Input material:
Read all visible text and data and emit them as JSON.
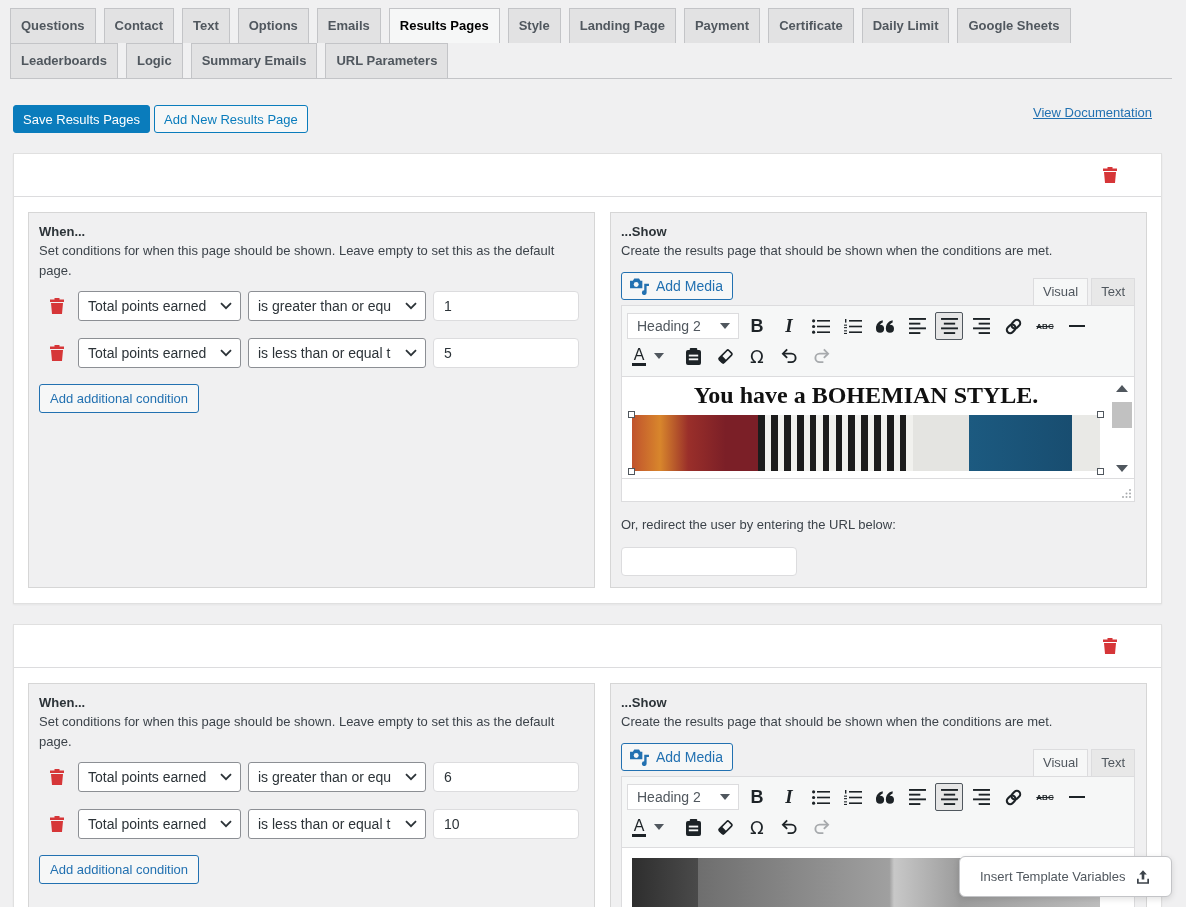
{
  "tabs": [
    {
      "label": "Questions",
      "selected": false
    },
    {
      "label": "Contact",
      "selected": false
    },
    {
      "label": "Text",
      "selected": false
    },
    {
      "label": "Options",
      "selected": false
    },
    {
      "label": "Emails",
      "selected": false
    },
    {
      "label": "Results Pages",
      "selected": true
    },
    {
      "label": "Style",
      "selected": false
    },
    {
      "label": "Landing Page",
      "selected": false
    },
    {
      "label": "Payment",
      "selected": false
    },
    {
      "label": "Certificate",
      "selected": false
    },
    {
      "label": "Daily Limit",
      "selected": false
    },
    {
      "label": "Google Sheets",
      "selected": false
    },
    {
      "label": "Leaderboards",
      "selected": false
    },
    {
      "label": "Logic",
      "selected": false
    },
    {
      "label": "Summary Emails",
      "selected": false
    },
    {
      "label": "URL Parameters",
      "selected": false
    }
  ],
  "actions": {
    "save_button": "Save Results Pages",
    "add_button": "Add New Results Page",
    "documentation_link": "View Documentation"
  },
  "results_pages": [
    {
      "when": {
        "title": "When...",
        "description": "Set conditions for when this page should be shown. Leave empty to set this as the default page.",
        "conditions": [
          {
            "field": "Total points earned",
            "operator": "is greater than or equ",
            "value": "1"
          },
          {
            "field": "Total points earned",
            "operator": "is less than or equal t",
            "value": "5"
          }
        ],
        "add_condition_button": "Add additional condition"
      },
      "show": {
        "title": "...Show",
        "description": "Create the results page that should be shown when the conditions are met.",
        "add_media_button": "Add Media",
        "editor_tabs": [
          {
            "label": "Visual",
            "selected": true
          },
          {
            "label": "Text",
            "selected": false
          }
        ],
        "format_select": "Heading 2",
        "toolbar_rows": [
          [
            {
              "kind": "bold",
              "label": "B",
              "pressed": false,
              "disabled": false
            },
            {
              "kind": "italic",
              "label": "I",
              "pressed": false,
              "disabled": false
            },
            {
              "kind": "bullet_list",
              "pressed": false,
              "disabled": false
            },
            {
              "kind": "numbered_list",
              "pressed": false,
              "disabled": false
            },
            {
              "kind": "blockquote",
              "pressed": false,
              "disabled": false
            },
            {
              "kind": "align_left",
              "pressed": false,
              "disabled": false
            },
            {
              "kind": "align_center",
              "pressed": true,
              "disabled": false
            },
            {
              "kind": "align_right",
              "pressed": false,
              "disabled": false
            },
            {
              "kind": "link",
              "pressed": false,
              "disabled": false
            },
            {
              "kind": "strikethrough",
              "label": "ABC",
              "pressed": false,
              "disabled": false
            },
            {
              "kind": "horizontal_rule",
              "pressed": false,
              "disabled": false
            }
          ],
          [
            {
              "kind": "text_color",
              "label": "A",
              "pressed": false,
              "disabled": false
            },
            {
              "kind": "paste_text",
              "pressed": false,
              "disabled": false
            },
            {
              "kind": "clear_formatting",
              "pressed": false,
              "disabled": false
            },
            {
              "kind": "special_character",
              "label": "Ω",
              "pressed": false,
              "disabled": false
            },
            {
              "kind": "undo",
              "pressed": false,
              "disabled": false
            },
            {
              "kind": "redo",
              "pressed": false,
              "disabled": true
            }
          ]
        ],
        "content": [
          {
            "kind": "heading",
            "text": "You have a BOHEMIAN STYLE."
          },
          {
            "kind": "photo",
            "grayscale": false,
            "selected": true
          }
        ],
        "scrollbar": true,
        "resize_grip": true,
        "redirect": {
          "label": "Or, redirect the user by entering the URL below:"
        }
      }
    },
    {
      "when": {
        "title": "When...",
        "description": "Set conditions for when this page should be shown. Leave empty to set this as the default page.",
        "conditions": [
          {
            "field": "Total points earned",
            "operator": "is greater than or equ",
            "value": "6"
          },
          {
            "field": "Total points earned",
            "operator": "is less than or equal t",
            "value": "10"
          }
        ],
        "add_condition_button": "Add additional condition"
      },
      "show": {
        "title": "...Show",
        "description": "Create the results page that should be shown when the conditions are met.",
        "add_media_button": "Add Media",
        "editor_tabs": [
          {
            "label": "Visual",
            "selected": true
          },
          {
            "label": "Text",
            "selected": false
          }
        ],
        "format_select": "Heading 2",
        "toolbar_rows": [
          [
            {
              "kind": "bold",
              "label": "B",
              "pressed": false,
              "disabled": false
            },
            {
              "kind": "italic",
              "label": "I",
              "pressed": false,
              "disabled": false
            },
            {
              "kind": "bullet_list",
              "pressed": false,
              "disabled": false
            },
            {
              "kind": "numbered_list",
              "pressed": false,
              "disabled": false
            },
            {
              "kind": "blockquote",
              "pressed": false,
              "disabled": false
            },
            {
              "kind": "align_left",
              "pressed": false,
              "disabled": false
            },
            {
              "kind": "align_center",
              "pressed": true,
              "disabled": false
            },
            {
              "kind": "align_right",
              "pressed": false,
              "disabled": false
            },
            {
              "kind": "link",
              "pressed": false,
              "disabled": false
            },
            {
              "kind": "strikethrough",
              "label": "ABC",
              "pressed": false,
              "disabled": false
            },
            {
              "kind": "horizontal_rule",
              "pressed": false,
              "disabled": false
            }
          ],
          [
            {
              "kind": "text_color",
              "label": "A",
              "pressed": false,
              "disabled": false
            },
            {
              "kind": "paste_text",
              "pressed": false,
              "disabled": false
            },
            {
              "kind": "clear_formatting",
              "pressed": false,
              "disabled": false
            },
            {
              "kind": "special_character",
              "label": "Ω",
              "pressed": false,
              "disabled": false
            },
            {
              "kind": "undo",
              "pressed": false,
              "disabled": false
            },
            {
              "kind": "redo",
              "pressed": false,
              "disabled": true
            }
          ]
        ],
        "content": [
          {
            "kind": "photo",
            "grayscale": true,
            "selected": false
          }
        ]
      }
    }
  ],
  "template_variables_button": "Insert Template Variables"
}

---

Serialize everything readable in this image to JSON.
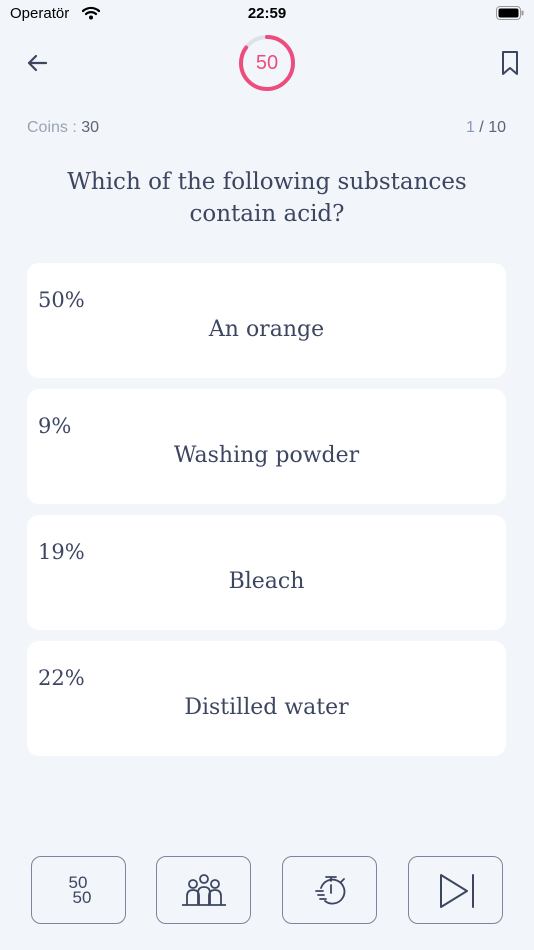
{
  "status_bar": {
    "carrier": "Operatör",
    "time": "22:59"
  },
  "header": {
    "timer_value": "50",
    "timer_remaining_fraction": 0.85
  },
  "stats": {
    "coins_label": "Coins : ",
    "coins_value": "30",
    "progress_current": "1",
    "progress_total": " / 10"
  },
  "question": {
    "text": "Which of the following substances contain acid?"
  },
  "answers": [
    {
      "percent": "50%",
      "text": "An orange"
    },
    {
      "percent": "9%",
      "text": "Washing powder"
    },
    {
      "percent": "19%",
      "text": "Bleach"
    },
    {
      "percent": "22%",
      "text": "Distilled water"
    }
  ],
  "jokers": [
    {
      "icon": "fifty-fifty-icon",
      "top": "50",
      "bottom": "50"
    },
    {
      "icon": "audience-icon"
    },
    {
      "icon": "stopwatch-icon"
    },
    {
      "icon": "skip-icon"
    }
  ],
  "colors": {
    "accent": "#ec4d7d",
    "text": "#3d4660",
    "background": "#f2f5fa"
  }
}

* * *

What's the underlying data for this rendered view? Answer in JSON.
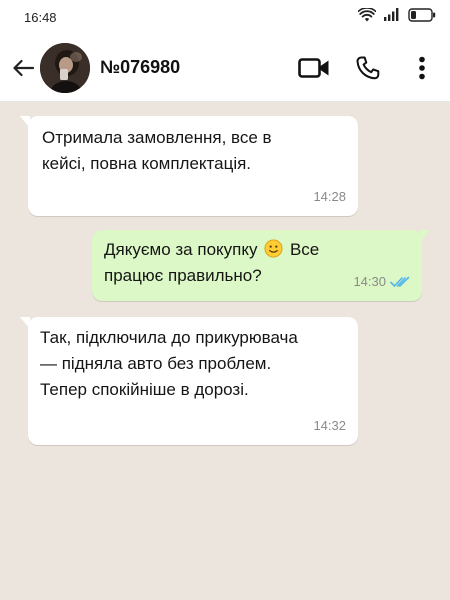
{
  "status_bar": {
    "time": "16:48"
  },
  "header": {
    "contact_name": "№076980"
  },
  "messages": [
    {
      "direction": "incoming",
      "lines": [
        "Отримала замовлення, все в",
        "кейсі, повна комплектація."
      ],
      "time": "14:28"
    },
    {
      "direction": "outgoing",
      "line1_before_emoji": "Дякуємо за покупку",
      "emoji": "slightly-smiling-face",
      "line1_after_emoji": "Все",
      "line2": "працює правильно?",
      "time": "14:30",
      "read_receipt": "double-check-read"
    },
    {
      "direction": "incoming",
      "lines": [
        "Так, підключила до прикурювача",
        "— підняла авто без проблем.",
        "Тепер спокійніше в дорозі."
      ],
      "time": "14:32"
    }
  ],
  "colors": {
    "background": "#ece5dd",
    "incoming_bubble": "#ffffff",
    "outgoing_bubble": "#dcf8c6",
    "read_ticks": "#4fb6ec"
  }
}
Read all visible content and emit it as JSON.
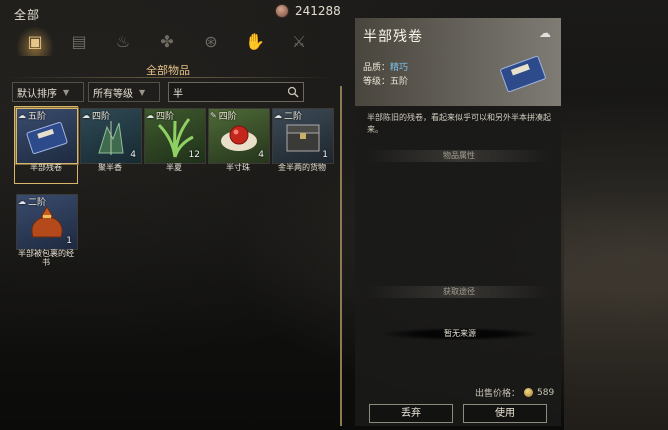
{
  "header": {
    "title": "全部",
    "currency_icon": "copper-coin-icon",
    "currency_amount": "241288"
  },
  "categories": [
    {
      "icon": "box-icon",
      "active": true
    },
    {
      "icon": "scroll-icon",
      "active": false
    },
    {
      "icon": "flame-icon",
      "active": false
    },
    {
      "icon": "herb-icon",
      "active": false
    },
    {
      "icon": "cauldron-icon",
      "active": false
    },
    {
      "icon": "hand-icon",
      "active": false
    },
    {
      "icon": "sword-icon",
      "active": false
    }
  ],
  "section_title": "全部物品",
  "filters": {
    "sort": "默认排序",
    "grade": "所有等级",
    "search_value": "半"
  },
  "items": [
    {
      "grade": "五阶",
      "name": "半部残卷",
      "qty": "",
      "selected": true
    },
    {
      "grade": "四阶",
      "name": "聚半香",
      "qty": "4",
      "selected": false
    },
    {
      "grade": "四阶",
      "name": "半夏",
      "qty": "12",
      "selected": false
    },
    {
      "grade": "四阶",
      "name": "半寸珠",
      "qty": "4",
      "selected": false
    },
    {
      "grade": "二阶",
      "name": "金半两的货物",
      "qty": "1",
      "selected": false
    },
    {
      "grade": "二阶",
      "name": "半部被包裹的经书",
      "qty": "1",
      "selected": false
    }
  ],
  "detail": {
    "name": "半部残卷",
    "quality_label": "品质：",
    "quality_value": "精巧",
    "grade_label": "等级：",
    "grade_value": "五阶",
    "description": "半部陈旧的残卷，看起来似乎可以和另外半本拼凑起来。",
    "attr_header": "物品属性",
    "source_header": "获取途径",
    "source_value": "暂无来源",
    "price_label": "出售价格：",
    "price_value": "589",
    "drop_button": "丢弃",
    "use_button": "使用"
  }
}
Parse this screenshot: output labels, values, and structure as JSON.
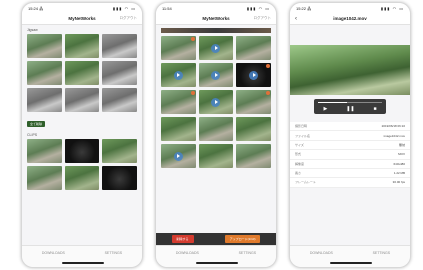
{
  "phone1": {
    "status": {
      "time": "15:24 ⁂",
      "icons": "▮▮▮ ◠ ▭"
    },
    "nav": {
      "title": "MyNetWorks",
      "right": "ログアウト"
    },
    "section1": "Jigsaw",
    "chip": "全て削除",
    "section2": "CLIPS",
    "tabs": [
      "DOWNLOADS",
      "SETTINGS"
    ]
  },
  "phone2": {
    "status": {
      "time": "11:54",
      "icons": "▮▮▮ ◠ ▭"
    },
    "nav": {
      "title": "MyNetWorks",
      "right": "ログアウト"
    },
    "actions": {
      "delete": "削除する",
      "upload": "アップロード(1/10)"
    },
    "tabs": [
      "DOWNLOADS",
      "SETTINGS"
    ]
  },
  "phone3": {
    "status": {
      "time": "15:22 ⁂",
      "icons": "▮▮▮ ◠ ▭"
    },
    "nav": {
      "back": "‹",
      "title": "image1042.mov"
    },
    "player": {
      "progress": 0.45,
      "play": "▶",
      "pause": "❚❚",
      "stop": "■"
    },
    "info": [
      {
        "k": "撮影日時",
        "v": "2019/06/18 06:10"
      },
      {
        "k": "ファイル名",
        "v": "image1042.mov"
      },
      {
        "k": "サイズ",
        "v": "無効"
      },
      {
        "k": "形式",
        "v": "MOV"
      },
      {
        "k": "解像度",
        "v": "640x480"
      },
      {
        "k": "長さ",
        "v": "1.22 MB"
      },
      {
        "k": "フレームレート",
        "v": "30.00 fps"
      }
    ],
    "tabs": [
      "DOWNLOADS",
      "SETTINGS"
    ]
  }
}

Exercise brief:
State the number of lines holding the word "JSON" in the listing. Add nothing else.

Correct output:
5